▶ **EXTRACT PROVIDED**
The Secret Life of the Zoo is a British documentary programme produced by Blast! Films on behalf of Channel 4. The series is filmed on location at Chester Zoo in the North West of England, and focuses on the behaviour of the animals at the zoo and their relationships with the keepers. The first five series were narrated by Olivia Colman. Actress Tamsin Greig took over narration from the sixth series.

Production
The series gives viewers behind the scenes access to Chester Zoo's 21,000 animals and the people who work there. The zoo's keepers are interviewed in each episode about the various animals and incidents. Head of programmes at Blast!, Nick Hornby explained that as they wanted to tell the story from the animals' perspectives, they did not want the bars of the cages to be in shot, so they placed fixed cameras in the various enclosures. The first series was filmed over 10 months. The series was originally narrated by Olivia Colman. Tamsin Greig took over from October 2018. Ten series have aired between 2016 and 2021. The 8th series started airing in the UK on Channel 4 from 31 October 2019. The ninth series began on 13 February 2020. The tenth series began on 10 August 2021.

Episodes

Season 1 (2016)

Season 2 (2016)

Season 3 (2017)

Season 4 (2017–2018)

Season 5 (2018)

Season 6 (2018)

Season 7 (2019)

Special (2019)

Season 8 (2019)

Season 9 (2020)

Compilation Series (2020)
This series looks back at Chester Zoo over the last five years.

Series 10 (2021)

▶ **SUPPLIED ENTRIES**

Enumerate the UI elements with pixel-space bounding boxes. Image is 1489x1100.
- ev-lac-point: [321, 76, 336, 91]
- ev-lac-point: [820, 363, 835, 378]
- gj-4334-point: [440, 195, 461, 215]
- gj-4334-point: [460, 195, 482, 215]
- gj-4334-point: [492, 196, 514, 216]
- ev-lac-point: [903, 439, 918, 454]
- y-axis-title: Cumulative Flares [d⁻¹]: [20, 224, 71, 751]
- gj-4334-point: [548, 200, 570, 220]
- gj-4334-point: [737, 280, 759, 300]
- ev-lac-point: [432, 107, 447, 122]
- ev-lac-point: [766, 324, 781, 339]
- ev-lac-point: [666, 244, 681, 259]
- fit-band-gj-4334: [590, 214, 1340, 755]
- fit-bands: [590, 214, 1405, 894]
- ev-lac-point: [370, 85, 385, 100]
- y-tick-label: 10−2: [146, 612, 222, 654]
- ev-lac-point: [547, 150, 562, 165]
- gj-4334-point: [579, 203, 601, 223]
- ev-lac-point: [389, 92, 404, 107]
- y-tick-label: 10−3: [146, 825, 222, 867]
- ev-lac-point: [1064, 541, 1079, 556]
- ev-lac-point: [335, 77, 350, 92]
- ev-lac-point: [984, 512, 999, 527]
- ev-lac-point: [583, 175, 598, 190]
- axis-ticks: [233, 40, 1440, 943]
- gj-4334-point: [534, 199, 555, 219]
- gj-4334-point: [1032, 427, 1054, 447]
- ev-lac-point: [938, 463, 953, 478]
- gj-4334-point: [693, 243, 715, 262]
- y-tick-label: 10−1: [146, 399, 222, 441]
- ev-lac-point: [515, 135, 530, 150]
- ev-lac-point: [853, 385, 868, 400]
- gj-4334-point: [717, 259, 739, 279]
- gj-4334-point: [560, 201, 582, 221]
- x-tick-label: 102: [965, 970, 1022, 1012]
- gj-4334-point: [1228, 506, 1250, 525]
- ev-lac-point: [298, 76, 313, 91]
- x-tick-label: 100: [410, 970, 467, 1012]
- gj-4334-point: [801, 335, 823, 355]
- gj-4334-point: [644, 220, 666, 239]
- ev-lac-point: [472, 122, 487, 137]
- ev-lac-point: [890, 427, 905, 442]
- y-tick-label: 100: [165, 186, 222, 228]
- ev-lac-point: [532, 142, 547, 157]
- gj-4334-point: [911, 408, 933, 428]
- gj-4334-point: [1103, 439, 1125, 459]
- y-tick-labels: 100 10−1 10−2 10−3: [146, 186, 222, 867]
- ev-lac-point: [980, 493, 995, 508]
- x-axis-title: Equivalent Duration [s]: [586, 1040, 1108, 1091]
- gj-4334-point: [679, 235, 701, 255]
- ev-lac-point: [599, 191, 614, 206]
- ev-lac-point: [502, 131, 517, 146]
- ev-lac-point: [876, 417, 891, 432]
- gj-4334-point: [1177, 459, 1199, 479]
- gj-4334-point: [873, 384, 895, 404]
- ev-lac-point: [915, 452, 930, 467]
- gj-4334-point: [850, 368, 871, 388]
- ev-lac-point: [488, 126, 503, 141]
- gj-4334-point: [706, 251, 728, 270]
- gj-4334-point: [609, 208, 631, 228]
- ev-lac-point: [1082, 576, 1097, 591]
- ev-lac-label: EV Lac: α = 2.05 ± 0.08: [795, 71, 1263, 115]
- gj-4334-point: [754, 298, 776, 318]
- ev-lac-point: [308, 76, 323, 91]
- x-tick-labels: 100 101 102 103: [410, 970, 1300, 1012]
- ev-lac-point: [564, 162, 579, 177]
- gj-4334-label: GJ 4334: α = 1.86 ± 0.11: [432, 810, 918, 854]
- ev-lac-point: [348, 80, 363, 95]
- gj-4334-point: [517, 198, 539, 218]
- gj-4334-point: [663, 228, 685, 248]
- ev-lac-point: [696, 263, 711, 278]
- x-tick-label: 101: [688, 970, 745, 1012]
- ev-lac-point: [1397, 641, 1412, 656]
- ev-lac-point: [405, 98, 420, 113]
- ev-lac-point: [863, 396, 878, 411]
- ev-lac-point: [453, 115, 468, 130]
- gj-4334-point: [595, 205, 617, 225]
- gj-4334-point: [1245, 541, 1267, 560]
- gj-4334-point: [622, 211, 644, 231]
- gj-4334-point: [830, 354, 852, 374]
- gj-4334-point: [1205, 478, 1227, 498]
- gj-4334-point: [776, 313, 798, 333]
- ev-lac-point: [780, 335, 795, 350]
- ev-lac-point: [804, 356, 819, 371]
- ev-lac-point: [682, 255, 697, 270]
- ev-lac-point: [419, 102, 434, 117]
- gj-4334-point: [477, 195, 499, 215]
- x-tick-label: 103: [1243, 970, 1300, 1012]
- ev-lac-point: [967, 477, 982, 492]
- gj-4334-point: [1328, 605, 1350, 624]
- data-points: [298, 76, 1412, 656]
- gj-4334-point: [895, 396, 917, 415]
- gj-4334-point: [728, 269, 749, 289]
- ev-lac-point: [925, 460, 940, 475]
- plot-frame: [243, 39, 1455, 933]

▶ **REQUIRED ACTIONS**
A - In the text about The Secret Life of the Zoo, over how many months was the first series filmed?
B - Write the next part of the text about The Secret Life of the Zoo, following on from its last heading.

▶ **EXPECTED RESPONSES**
A - 10 months

B -
Reception
In 2018, The Secret Life of the Zoo received a nomination for the British Academy Television Award for Best Feature. However, it lost out to Cruising with Jane McDonald.

Gerard O'Donovan of The Daily Telegraph stated "For those who like their nature full of cute oohs and aahs, rather than red in tooth and claw, The Secret Life of the Zoo gently ticked all the boxes." O'Donovan's colleague Michael Hogan gave the opening episode of the fourth series a positive review, saying that it made him "emotionally invested as the devoted zookeepers." He found the "gently joyful documentary" was made all the more "uplifting" thanks to Colman's narration. He concluded, "it might have been no Blue Planet II but The Secret Life of the Zoo was equally enchanting in its own, more modest way."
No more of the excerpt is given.